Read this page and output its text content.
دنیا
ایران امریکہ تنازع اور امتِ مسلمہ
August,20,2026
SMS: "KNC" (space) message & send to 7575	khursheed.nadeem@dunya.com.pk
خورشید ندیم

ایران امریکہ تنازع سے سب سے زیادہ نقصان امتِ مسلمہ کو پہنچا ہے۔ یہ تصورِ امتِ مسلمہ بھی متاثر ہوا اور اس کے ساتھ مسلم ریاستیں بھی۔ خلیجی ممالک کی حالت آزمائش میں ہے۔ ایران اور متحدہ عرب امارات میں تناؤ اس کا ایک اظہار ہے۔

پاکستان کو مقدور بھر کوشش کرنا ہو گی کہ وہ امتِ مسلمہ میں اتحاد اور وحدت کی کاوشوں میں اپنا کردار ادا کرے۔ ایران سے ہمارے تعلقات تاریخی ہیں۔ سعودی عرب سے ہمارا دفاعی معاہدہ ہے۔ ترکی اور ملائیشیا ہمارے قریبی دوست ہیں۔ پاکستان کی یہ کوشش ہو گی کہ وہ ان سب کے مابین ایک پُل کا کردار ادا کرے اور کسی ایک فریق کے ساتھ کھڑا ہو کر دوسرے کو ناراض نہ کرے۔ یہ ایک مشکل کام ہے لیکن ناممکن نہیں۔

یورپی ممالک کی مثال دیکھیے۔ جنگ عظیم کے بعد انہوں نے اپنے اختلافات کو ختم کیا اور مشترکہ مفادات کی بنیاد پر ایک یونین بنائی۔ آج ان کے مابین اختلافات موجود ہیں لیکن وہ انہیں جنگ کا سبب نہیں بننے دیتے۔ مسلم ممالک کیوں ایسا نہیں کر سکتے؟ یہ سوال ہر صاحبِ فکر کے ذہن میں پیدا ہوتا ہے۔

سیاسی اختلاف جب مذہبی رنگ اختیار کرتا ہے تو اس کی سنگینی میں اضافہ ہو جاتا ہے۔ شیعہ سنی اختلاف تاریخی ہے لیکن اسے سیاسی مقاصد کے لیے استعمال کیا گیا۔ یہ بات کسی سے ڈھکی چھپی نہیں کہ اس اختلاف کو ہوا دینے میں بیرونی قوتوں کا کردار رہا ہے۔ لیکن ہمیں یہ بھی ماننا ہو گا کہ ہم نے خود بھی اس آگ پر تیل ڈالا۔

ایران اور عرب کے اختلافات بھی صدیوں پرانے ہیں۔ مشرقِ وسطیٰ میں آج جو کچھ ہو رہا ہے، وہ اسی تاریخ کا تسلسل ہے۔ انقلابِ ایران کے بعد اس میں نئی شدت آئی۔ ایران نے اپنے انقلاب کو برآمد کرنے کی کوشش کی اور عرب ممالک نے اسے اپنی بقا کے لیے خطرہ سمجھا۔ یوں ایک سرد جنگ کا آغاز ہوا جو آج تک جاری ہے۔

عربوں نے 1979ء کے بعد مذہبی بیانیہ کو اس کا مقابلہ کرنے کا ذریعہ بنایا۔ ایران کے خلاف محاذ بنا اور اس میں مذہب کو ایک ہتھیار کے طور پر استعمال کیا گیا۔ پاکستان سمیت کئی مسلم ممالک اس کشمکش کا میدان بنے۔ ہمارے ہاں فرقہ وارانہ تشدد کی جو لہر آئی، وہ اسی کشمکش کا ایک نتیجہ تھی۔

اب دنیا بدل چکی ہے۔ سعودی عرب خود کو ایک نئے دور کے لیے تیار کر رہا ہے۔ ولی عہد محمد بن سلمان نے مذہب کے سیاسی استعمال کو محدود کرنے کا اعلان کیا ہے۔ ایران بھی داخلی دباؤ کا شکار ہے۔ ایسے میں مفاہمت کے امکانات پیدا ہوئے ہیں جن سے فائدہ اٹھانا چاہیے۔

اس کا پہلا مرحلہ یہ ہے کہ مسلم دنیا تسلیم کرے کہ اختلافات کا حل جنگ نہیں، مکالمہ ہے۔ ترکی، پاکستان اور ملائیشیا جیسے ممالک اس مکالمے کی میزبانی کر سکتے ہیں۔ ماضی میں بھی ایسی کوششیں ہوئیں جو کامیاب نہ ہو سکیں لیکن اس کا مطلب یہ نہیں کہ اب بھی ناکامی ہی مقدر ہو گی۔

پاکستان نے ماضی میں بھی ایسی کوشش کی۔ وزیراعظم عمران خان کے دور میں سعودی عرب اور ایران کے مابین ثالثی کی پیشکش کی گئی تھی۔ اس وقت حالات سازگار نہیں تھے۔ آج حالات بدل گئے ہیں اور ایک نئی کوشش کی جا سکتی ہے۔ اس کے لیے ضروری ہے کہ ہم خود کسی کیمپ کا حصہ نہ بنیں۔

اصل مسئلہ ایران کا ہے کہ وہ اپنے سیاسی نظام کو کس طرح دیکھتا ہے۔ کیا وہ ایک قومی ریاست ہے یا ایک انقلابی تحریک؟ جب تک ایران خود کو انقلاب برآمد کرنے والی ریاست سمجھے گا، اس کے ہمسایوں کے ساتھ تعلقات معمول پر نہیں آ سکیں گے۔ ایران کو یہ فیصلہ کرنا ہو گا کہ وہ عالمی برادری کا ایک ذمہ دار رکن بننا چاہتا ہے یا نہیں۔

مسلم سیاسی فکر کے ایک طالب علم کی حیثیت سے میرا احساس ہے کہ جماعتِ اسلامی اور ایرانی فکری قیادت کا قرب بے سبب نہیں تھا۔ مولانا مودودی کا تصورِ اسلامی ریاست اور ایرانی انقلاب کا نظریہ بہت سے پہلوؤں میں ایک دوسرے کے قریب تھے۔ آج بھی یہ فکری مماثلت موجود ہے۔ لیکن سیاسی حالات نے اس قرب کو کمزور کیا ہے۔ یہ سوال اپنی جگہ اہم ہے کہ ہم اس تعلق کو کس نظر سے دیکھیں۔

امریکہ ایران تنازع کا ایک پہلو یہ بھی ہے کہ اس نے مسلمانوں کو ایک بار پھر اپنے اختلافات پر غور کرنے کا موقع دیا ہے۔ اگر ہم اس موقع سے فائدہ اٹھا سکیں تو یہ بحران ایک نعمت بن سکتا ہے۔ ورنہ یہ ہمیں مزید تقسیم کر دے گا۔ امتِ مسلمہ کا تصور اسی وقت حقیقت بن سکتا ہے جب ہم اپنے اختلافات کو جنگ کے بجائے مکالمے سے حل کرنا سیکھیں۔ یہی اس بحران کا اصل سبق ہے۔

------------------------------

EXERCISE DIRECTIONS
Exact copies of all the records are required.

SOLUTION TO THE PROBLEM
Read this page and output its text content.
دنیا
ایران امریکہ تنازع اور امتِ مسلمہ
August,20,2026
SMS: "KNC" (space) message & send to 7575	khursheed.nadeem@dunya.com.pk
خورشید ندیم

ایران امریکہ تنازع سے سب سے زیادہ نقصان امتِ مسلمہ کو پہنچا ہے۔ یہ تصورِ امتِ مسلمہ بھی متاثر ہوا اور اس کے ساتھ مسلم ریاستیں بھی۔ خلیجی ممالک کی حالت آزمائش میں ہے۔ ایران اور متحدہ عرب امارات میں تناؤ اس کا ایک اظہار ہے۔

پاکستان کو مقدور بھر کوشش کرنا ہو گی کہ وہ امتِ مسلمہ میں اتحاد اور وحدت کی کاوشوں میں اپنا کردار ادا کرے۔ ایران سے ہمارے تعلقات تاریخی ہیں۔ سعودی عرب سے ہمارا دفاعی معاہدہ ہے۔ ترکی اور ملائیشیا ہمارے قریبی دوست ہیں۔ پاکستان کی یہ کوشش ہو گی کہ وہ ان سب کے مابین ایک پُل کا کردار ادا کرے اور کسی ایک فریق کے ساتھ کھڑا ہو کر دوسرے کو ناراض نہ کرے۔ یہ ایک مشکل کام ہے لیکن ناممکن نہیں۔

یورپی ممالک کی مثال دیکھیے۔ جنگ عظیم کے بعد انہوں نے اپنے اختلافات کو ختم کیا اور مشترکہ مفادات کی بنیاد پر ایک یونین بنائی۔ آج ان کے مابین اختلافات موجود ہیں لیکن وہ انہیں جنگ کا سبب نہیں بننے دیتے۔ مسلم ممالک کیوں ایسا نہیں کر سکتے؟ یہ سوال ہر صاحبِ فکر کے ذہن میں پیدا ہوتا ہے۔

سیاسی اختلاف جب مذہبی رنگ اختیار کرتا ہے تو اس کی سنگینی میں اضافہ ہو جاتا ہے۔ شیعہ سنی اختلاف تاریخی ہے لیکن اسے سیاسی مقاصد کے لیے استعمال کیا گیا۔ یہ بات کسی سے ڈھکی چھپی نہیں کہ اس اختلاف کو ہوا دینے میں بیرونی قوتوں کا کردار رہا ہے۔ لیکن ہمیں یہ بھی ماننا ہو گا کہ ہم نے خود بھی اس آگ پر تیل ڈالا۔

ایران اور عرب کے اختلافات بھی صدیوں پرانے ہیں۔ مشرقِ وسطیٰ میں آج جو کچھ ہو رہا ہے، وہ اسی تاریخ کا تسلسل ہے۔ انقلابِ ایران کے بعد اس میں نئی شدت آئی۔ ایران نے اپنے انقلاب کو برآمد کرنے کی کوشش کی اور عرب ممالک نے اسے اپنی بقا کے لیے خطرہ سمجھا۔ یوں ایک سرد جنگ کا آغاز ہوا جو آج تک جاری ہے۔

عربوں نے 1979ء کے بعد مذہبی بیانیہ کو اس کا مقابلہ کرنے کا ذریعہ بنایا۔ ایران کے خلاف محاذ بنا اور اس میں مذہب کو ایک ہتھیار کے طور پر استعمال کیا گیا۔ پاکستان سمیت کئی مسلم ممالک اس کشمکش کا میدان بنے۔ ہمارے ہاں فرقہ وارانہ تشدد کی جو لہر آئی، وہ اسی کشمکش کا ایک نتیجہ تھی۔

اب دنیا بدل چکی ہے۔ سعودی عرب خود کو ایک نئے دور کے لیے تیار کر رہا ہے۔ ولی عہد محمد بن سلمان نے مذہب کے سیاسی استعمال کو محدود کرنے کا اعلان کیا ہے۔ ایران بھی داخلی دباؤ کا شکار ہے۔ ایسے میں مفاہمت کے امکانات پیدا ہوئے ہیں جن سے فائدہ اٹھانا چاہیے۔

اس کا پہلا مرحلہ یہ ہے کہ مسلم دنیا تسلیم کرے کہ اختلافات کا حل جنگ نہیں، مکالمہ ہے۔ ترکی، پاکستان اور ملائیشیا جیسے ممالک اس مکالمے کی میزبانی کر سکتے ہیں۔ ماضی میں بھی ایسی کوششیں ہوئیں جو کامیاب نہ ہو سکیں لیکن اس کا مطلب یہ نہیں کہ اب بھی ناکامی ہی مقدر ہو گی۔

پاکستان نے ماضی میں بھی ایسی کوشش کی۔ وزیراعظم عمران خان کے دور میں سعودی عرب اور ایران کے مابین ثالثی کی پیشکش کی گئی تھی۔ اس وقت حالات سازگار نہیں تھے۔ آج حالات بدل گئے ہیں اور ایک نئی کوشش کی جا سکتی ہے۔ اس کے لیے ضروری ہے کہ ہم خود کسی کیمپ کا حصہ نہ بنیں۔

اصل مسئلہ ایران کا ہے کہ وہ اپنے سیاسی نظام کو کس طرح دیکھتا ہے۔ کیا وہ ایک قومی ریاست ہے یا ایک انقلابی تحریک؟ جب تک ایران خود کو انقلاب برآمد کرنے والی ریاست سمجھے گا، اس کے ہمسایوں کے ساتھ تعلقات معمول پر نہیں آ سکیں گے۔ ایران کو یہ فیصلہ کرنا ہو گا کہ وہ عالمی برادری کا ایک ذمہ دار رکن بننا چاہتا ہے یا نہیں۔

مسلم سیاسی فکر کے ایک طالب علم کی حیثیت سے میرا احساس ہے کہ جماعتِ اسلامی اور ایرانی فکری قیادت کا قرب بے سبب نہیں تھا۔ مولانا مودودی کا تصورِ اسلامی ریاست اور ایرانی انقلاب کا نظریہ بہت سے پہلوؤں میں ایک دوسرے کے قریب تھے۔ آج بھی یہ فکری مماثلت موجود ہے۔ لیکن سیاسی حالات نے اس قرب کو کمزور کیا ہے۔ یہ سوال اپنی جگہ اہم ہے کہ ہم اس تعلق کو کس نظر سے دیکھیں۔

امریکہ ایران تنازع کا ایک پہلو یہ بھی ہے کہ اس نے مسلمانوں کو ایک بار پھر اپنے اختلافات پر غور کرنے کا موقع دیا ہے۔ اگر ہم اس موقع سے فائدہ اٹھا سکیں تو یہ بحران ایک نعمت بن سکتا ہے۔ ورنہ یہ ہمیں مزید تقسیم کر دے گا۔ امتِ مسلمہ کا تصور اسی وقت حقیقت بن سکتا ہے جب ہم اپنے اختلافات کو جنگ کے بجائے مکالمے سے حل کرنا سیکھیں۔ یہی اس بحران کا اصل سبق ہے۔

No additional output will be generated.